Structured figure records:

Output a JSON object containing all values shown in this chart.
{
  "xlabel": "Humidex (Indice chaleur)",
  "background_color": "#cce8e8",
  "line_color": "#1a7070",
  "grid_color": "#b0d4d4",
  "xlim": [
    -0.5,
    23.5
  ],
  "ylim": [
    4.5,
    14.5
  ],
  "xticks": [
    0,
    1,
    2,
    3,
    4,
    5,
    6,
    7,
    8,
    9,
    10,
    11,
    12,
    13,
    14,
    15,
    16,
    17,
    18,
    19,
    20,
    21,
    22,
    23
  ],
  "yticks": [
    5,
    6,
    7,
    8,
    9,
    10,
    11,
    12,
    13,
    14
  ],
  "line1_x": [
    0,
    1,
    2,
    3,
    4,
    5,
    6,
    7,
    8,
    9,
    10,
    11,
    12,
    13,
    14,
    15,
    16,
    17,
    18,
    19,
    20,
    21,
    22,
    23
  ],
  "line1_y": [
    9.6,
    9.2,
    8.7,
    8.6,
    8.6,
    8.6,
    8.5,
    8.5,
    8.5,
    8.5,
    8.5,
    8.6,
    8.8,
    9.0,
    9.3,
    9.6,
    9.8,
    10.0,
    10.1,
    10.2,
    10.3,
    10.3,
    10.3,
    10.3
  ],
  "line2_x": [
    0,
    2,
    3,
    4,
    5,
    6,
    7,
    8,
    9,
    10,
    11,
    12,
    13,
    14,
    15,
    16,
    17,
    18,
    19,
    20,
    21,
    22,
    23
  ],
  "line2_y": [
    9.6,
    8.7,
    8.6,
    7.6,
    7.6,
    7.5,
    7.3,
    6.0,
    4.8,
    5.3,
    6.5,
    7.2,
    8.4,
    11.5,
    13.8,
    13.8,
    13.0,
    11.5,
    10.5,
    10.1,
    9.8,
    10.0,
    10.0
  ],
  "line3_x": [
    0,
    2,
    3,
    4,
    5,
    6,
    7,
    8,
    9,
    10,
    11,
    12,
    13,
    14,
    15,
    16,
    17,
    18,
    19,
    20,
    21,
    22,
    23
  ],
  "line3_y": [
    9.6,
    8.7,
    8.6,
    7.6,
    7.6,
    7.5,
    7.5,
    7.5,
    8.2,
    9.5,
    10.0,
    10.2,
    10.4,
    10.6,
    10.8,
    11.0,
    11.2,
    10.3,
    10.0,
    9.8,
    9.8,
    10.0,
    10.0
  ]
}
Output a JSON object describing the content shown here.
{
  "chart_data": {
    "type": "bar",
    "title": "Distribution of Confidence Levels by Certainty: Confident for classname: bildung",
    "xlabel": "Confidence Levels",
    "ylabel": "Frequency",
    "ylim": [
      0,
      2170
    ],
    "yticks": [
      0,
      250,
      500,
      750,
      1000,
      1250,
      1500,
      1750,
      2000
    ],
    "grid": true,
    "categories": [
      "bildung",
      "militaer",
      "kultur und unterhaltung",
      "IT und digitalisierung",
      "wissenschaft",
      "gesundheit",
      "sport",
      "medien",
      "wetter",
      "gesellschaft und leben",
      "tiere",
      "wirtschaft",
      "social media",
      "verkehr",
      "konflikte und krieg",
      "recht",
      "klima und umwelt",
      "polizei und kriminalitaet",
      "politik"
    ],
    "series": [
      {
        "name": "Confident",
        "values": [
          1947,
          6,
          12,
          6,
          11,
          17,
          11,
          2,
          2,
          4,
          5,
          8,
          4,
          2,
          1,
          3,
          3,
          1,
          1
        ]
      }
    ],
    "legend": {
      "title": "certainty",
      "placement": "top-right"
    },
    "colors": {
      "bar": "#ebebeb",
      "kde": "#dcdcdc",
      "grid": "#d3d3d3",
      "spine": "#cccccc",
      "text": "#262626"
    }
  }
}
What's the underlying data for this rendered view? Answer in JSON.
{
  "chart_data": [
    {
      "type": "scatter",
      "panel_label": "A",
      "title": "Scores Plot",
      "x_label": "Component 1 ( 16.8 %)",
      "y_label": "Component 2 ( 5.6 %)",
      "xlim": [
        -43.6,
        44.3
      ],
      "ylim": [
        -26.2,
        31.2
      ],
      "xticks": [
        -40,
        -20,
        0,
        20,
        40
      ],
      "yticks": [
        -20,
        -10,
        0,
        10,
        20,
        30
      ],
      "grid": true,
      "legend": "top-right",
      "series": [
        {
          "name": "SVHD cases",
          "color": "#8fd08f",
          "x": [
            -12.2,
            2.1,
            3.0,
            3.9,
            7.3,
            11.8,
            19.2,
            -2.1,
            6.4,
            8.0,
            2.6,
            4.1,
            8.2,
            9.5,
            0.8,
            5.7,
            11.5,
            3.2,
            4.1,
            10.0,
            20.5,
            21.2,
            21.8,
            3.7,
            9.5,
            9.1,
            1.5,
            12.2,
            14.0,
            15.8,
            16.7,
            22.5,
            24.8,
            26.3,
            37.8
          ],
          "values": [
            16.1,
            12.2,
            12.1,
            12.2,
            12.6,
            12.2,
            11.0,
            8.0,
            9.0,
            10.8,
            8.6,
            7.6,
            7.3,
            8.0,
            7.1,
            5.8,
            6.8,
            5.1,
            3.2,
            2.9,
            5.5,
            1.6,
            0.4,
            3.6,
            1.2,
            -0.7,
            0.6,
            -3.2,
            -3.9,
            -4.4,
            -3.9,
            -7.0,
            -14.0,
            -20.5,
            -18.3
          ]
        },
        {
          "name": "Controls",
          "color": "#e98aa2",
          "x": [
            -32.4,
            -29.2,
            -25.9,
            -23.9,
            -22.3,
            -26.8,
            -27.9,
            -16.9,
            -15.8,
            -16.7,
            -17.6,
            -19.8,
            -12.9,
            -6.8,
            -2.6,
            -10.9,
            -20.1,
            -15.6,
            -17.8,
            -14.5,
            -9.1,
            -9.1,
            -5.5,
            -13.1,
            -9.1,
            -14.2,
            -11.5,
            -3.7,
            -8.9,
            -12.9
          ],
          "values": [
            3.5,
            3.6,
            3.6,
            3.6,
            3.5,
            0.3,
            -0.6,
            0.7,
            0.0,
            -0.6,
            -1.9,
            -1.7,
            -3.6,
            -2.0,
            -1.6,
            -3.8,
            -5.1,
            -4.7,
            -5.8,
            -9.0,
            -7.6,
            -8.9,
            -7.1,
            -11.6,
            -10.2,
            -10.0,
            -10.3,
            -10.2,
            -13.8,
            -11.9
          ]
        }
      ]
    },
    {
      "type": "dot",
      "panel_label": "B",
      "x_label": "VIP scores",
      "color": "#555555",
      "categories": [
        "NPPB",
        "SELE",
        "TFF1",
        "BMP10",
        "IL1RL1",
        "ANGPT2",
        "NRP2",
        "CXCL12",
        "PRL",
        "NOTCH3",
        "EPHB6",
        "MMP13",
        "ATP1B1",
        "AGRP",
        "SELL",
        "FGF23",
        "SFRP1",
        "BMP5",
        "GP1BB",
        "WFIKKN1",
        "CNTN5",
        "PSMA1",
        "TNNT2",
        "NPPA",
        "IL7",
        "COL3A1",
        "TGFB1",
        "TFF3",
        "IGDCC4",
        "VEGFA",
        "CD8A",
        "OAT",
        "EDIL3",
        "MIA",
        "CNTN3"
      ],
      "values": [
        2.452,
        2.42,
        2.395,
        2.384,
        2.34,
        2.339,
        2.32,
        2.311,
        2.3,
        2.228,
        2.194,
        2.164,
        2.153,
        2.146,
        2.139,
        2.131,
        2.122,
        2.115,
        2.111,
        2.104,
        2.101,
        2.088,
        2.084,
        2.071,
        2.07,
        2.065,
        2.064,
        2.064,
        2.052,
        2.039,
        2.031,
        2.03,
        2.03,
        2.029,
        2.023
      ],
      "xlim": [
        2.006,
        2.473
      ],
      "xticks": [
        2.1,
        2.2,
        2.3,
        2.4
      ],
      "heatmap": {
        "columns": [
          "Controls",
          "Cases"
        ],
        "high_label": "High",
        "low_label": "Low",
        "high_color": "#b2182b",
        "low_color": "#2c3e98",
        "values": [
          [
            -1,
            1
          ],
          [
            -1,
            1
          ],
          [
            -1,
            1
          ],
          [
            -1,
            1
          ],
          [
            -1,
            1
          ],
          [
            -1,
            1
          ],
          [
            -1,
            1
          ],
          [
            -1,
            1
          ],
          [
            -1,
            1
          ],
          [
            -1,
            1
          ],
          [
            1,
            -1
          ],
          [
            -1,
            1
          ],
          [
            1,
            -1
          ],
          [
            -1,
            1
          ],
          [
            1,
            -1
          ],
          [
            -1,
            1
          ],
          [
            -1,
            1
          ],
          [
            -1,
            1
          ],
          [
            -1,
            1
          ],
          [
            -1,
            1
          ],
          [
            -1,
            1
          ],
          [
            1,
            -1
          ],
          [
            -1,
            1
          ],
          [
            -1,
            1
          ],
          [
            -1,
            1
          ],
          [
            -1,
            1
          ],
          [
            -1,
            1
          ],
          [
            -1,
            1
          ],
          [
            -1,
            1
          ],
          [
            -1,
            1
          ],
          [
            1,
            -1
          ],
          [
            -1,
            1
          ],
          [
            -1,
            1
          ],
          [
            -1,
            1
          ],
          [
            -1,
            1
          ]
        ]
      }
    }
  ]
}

- [What the exercise asks]
Every line above that contains the word "object" should be reported.

- [Worked answer]
Output a JSON object containing all values shown in this chart.
Output a JSON object describing the content shown here.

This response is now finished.